▶ [Given exercise] Set down every record once more, exactly as given.

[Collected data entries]
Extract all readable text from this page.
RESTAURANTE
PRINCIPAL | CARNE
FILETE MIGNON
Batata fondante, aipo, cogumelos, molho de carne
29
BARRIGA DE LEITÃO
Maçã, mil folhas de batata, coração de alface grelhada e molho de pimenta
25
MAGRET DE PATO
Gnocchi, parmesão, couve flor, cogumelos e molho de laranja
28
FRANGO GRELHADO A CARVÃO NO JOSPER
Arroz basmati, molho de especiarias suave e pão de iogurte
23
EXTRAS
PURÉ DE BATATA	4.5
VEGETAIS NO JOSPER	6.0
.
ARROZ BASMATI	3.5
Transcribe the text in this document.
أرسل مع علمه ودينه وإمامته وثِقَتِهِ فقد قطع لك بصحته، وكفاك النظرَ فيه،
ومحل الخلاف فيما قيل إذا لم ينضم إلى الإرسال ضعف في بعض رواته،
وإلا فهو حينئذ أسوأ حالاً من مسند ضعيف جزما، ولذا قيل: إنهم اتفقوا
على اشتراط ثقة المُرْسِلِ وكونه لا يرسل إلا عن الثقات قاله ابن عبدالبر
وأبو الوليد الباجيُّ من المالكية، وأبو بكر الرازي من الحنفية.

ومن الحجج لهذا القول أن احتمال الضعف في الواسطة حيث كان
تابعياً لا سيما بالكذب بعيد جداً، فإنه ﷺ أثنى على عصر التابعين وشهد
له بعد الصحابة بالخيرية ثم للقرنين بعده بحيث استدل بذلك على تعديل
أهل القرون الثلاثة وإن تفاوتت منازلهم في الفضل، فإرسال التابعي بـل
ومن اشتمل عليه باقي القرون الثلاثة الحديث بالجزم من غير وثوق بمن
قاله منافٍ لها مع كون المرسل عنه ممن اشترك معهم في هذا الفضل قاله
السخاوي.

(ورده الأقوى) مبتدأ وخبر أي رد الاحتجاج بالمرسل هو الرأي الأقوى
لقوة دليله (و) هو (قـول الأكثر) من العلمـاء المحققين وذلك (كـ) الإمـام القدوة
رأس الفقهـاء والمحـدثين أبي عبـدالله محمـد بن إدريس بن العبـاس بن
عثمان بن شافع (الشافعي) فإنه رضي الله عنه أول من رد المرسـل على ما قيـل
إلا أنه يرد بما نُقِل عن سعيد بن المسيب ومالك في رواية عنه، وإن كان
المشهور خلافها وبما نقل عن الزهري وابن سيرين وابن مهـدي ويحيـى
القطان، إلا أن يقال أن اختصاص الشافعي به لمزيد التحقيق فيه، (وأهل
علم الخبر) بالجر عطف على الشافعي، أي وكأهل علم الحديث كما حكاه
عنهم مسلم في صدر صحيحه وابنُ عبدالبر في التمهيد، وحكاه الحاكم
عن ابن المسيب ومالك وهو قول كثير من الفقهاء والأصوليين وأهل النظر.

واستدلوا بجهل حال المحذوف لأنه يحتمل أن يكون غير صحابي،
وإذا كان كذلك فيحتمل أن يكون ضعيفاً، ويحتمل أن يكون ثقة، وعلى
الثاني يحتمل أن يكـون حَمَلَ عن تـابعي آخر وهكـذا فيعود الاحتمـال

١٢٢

▶ [The solution]
Extract all readable text from this page.
RESTAURANTE
PRINCIPAL | CARNE
FILETE MIGNON
Batata fondante, aipo, cogumelos, molho de carne
29
BARRIGA DE LEITÃO
Maçã, mil folhas de batata, coração de alface grelhada e molho de pimenta
25
MAGRET DE PATO
Gnocchi, parmesão, couve flor, cogumelos e molho de laranja
28
FRANGO GRELHADO A CARVÃO NO JOSPER
Arroz basmati, molho de especiarias suave e pão de iogurte
23
EXTRAS
PURÉ DE BATATA	4.5
VEGETAIS NO JOSPER	6.0
.
ARROZ BASMATI	3.5
Transcribe the text in this document.
أرسل مع علمه ودينه وإمامته وثِقَتِهِ فقد قطع لك بصحته، وكفاك النظرَ فيه،
ومحل الخلاف فيما قيل إذا لم ينضم إلى الإرسال ضعف في بعض رواته،
وإلا فهو حينئذ أسوأ حالاً من مسند ضعيف جزما، ولذا قيل: إنهم اتفقوا
على اشتراط ثقة المُرْسِلِ وكونه لا يرسل إلا عن الثقات قاله ابن عبدالبر
وأبو الوليد الباجيُّ من المالكية، وأبو بكر الرازي من الحنفية.

ومن الحجج لهذا القول أن احتمال الضعف في الواسطة حيث كان
تابعياً لا سيما بالكذب بعيد جداً، فإنه ﷺ أثنى على عصر التابعين وشهد
له بعد الصحابة بالخيرية ثم للقرنين بعده بحيث استدل بذلك على تعديل
أهل القرون الثلاثة وإن تفاوتت منازلهم في الفضل، فإرسال التابعي بـل
ومن اشتمل عليه باقي القرون الثلاثة الحديث بالجزم من غير وثوق بمن
قاله منافٍ لها مع كون المرسل عنه ممن اشترك معهم في هذا الفضل قاله
السخاوي.

(ورده الأقوى) مبتدأ وخبر أي رد الاحتجاج بالمرسل هو الرأي الأقوى
لقوة دليله (و) هو (قـول الأكثر) من العلمـاء المحققين وذلك (كـ) الإمـام القدوة
رأس الفقهـاء والمحـدثين أبي عبـدالله محمـد بن إدريس بن العبـاس بن
عثمان بن شافع (الشافعي) فإنه رضي الله عنه أول من رد المرسـل على ما قيـل
إلا أنه يرد بما نُقِل عن سعيد بن المسيب ومالك في رواية عنه، وإن كان
المشهور خلافها وبما نقل عن الزهري وابن سيرين وابن مهـدي ويحيـى
القطان، إلا أن يقال أن اختصاص الشافعي به لمزيد التحقيق فيه، (وأهل
علم الخبر) بالجر عطف على الشافعي، أي وكأهل علم الحديث كما حكاه
عنهم مسلم في صدر صحيحه وابنُ عبدالبر في التمهيد، وحكاه الحاكم
عن ابن المسيب ومالك وهو قول كثير من الفقهاء والأصوليين وأهل النظر.

واستدلوا بجهل حال المحذوف لأنه يحتمل أن يكون غير صحابي،
وإذا كان كذلك فيحتمل أن يكون ضعيفاً، ويحتمل أن يكون ثقة، وعلى
الثاني يحتمل أن يكـون حَمَلَ عن تـابعي آخر وهكـذا فيعود الاحتمـال

١٢٢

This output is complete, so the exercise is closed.